[Problem description]
Search the listing below for "aging". Copy each matching line.

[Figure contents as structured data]
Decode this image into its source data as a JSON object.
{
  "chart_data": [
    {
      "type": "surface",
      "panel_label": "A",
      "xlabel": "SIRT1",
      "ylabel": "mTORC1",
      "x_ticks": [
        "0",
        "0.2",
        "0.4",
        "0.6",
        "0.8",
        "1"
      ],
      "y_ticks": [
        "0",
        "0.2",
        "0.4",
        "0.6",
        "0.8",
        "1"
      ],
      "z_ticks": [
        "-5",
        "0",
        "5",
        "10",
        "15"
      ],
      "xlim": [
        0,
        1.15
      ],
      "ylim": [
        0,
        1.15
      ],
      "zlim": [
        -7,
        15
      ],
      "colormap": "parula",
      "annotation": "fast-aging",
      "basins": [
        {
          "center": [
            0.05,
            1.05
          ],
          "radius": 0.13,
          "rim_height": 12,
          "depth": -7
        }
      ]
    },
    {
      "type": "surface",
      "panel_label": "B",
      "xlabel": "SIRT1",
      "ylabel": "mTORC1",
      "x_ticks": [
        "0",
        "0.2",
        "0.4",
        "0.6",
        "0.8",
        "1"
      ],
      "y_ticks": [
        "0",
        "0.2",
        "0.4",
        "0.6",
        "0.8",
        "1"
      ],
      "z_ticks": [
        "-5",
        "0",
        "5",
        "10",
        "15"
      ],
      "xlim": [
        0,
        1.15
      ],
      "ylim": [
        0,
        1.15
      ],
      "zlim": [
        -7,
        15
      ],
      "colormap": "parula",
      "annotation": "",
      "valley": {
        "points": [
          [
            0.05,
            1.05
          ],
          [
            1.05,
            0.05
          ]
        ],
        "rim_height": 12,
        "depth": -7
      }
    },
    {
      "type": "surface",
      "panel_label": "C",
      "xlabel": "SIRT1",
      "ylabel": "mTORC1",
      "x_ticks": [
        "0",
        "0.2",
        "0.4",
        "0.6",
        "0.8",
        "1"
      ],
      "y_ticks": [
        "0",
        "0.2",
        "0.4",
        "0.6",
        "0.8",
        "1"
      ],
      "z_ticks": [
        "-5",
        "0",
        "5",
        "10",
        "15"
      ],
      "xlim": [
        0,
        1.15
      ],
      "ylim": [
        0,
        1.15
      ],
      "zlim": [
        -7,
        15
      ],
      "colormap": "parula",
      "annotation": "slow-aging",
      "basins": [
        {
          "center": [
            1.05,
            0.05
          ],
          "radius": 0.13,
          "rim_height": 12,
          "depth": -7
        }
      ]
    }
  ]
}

[Response]
      "annotation": "fast-aging",
      "annotation": "slow-aging",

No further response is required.